→ Set task:
Rewrite the stretch from "There is also" through "det i scoringer." in the forum thread on "klokkeklare", renaming "klassespiss" to "toppspiss".

→ Selected excerpt:
* begin *

# Norwegian:  klokkeklare



## Grefsen

There is also another compound word 'klokkeklare' from the Krever at Grand kjøper en klassespiss article that I'm not so sure about.  Here is the excerpt from the article where this word is used:



> Etter 0-3 mot serieleder Team Strømmen lørdag er trenervikar John Aksel Sandbakk og kaptein Anette Sandanger Nybø *klokkeklare*:
> 
> Laget skriker etter en klassespiss. En som kan toppe Grands utvilsomme potensial og omsette det i scoringer.



'Klokke' can be translated as 'clock' or 'watch' and 'klare' can be used to mean 'clarify,' but I have also seen 'klar' used to mean 'ready' (Er du klar?  f.ek.).


----------



## Lemminkäinen

*Å være klokkeklar* means 'to be clear as crystal/glass' (I'm not quite sure of what the English expression is), i.e. to get your meaning across very clearly.


----------



## kirsitn

In this case _klokke_ is a bell (as in churchbell) and _klar_ is clear. Possible translations are crystal clear, plain as day, evident. 
So basically it means that it's obvious to them that they need a new player.

PS. _Å klare_ means to manage/be able to, whereas _å klarne_ means to clarify.


----------



## Grefsen

Lemminkäinen said:


> *Å være klokkeklar* means 'to be clear as crystal/glass' (I'm not quite sure of what the English expression is), i.e. to get your meaning across very clearly.



'Tusen takk!'  The English expression is simply 'crystal clear.'


----------



## Lemminkäinen

kirsitn said:


> PS. _Å klare_ means to manage/be able to, whereas _å klarne_ means to clarify.



*Å klare* can be fairly synonymous with *å klarne*, though (see II).


----------



## Grefsen

kirsitn said:


> In this case _klokke_ is a bell (as in churchbell) and _klar_ is clear. Possible translations are crystal clear, plain as day, evident.
> So basically it means that it's obvious to them that they need a new player.



'Tusen takk!'  So as long as I don't get too technical, it looks like I can still get some help from you understanding a few select words from 'fotballartikkler.'  



kirsitn said:


> PS. _Å klare_ means to manage/be able to, whereas _å klarne_ means to clarify.


I just double checked the 'ordbok' that I had used earlier and it gives both 'clarify' and 'manage' as possible translations for 'å klare,' but doesn't have  'å klarne.'


----------



## Lemminkäinen

Small nitpick:



Grefsen said:


> 'Tusen takk!'  So as long as I don't get too technical, it looks like I can still get some help from you understanding a few select words from 'fotballartikkler.'



*En artikkel*, but *flere artikler* 




> I just double checked the 'ordbok' that I had used earlier and it gives both 'clarify' and 'manage' as possible translations for 'å klare,' but doesn't have  'å klarne.'



See my post - they're pretty much synonyms


----------



## Grefsen

Lemminkäinen said:


> Small nitpick:
> 
> 
> 
> *En artikkel*, but *flere artikler*



No I really appreciate your "small nitpicks."    If my Norwegian friends had been making these types of corrections in replies to most of my emails, perhaps I would be 'nesten flytende på norsk' by now.


----------



## Grefsen

Lemminkäinen said:


> See my post - they're pretty much synonyms



I had missed it earlier, but just now saw the link that you posted for the 'Norske ordbøker.' At this time it is perhaps a bit too advanced for me (someone else posted the link to this site last week and my brain started to hurt ), but it looks like it will be a great resource for me to use in the future.


----------



## kirsitn

Lemminkäinen said:


> klare can be fairly synonymous with *å klarne*, though (see II).



You're absolutely right - I guess it was the word clarify that made me jump to the wrong conclusion because it made me think about wine I would always use klarne when talking about wine.


----------

* end *

→ Data listing:
* begin *

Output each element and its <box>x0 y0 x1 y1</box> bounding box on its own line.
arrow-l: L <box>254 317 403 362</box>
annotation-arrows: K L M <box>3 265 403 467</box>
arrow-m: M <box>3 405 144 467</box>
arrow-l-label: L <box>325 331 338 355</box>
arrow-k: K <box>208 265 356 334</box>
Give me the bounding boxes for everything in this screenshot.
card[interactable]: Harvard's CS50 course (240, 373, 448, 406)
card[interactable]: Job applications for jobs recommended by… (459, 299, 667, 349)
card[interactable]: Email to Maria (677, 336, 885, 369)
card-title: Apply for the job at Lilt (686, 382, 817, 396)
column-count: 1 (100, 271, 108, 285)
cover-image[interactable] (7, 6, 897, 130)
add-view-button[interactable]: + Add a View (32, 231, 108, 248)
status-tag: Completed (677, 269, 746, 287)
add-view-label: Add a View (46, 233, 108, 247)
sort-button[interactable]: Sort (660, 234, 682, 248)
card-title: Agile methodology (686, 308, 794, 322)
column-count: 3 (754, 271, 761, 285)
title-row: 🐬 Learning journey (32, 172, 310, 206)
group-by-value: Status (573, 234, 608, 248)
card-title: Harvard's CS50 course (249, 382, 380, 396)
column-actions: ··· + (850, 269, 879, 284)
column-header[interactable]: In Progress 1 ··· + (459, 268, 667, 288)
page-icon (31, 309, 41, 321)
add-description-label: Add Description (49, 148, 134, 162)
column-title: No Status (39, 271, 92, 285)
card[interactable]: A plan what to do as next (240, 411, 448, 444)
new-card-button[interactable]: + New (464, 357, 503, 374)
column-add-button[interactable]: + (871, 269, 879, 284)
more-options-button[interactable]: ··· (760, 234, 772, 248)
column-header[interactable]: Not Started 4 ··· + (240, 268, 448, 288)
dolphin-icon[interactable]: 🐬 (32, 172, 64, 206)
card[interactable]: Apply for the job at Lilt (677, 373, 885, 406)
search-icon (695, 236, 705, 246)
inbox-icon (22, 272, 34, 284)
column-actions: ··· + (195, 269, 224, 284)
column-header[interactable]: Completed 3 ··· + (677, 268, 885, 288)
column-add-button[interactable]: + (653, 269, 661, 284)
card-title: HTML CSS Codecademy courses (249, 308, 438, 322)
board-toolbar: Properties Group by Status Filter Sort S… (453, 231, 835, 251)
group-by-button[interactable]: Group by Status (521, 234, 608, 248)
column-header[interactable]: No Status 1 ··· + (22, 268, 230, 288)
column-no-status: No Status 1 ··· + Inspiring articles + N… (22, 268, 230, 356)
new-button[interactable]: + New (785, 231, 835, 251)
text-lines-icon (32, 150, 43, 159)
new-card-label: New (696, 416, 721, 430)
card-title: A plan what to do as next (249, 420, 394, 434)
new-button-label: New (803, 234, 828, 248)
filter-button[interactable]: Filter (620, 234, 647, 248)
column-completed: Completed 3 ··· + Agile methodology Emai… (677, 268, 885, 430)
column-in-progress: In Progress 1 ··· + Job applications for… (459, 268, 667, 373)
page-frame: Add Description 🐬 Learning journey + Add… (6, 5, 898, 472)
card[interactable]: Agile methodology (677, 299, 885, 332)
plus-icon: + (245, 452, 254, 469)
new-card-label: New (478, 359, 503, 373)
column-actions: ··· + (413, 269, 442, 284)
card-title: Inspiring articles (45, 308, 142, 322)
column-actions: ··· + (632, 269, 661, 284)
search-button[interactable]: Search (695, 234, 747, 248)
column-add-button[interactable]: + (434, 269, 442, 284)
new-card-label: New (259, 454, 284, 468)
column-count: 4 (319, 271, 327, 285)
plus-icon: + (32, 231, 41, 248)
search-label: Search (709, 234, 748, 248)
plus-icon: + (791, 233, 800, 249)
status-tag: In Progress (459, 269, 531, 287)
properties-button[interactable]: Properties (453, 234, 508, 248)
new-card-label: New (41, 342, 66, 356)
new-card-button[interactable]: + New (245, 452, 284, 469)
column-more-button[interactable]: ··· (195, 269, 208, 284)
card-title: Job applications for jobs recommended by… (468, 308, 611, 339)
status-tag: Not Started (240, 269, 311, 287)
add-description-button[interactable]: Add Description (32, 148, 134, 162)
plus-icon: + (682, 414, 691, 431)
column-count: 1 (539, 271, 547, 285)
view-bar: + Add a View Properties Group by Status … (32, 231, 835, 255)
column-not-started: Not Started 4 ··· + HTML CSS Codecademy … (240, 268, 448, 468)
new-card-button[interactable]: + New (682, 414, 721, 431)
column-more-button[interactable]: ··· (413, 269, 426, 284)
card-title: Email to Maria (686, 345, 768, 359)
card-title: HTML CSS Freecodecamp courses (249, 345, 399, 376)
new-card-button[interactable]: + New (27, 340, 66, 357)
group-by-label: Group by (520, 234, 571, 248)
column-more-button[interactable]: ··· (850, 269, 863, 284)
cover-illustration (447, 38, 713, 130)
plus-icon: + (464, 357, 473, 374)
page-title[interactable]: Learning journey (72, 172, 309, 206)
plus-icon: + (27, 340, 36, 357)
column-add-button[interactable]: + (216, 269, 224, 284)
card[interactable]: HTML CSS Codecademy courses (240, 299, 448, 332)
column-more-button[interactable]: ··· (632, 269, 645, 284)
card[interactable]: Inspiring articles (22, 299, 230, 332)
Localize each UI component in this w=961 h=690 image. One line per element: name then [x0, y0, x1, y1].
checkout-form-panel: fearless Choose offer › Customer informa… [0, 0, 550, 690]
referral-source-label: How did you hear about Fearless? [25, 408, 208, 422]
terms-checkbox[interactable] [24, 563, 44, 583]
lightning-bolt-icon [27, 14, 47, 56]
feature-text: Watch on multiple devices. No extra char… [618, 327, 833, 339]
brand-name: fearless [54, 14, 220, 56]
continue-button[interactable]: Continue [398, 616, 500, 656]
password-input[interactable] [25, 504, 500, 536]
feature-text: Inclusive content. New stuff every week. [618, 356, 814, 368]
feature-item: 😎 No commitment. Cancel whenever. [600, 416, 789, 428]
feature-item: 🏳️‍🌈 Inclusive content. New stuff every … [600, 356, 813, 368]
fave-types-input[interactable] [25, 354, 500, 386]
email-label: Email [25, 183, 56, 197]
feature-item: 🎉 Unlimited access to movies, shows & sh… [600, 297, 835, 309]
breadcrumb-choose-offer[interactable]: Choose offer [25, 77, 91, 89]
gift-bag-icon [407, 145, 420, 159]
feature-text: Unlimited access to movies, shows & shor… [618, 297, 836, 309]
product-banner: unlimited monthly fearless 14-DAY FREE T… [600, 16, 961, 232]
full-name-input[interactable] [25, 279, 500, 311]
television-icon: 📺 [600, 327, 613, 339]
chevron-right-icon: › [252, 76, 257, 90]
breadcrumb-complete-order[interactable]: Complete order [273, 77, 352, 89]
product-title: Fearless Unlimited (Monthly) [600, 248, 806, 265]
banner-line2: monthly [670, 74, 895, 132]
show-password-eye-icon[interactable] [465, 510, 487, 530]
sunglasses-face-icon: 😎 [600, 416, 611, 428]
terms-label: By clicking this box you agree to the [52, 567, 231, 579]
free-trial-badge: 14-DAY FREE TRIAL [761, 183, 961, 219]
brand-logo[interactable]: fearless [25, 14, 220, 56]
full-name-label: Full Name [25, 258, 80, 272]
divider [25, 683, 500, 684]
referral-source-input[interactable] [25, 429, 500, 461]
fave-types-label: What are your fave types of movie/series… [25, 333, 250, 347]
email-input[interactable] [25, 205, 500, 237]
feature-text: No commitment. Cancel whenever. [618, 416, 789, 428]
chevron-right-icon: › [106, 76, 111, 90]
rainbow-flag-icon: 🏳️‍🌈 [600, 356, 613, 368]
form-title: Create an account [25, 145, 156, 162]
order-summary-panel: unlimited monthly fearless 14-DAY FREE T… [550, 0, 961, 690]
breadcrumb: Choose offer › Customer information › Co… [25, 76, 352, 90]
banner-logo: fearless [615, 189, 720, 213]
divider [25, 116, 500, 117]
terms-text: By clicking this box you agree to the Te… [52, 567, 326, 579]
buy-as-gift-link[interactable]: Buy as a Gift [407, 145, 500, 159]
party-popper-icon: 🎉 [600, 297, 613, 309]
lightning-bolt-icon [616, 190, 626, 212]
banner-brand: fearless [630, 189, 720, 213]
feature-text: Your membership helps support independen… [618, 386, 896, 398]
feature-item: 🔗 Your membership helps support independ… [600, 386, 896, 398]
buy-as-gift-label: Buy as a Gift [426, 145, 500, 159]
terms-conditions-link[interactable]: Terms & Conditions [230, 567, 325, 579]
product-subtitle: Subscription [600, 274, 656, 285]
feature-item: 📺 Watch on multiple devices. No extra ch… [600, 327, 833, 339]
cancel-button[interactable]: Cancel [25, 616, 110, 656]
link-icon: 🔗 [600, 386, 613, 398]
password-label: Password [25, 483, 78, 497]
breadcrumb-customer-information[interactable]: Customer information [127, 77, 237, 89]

* end *

→ Full output:
There is also another compound word 'klokkeklare' from the Krever at Grand kjøper en toppspiss article that I'm not so sure about.  Here is the excerpt from the article where this word is used:



> Etter 0-3 mot serieleder Team Strømmen lørdag er trenervikar John Aksel Sandbakk og kaptein Anette Sandanger Nybø *klokkeklare*:
> 
> Laget skriker etter en toppspiss. En som kan toppe Grands utvilsomme potensial og omsette det i scoringer.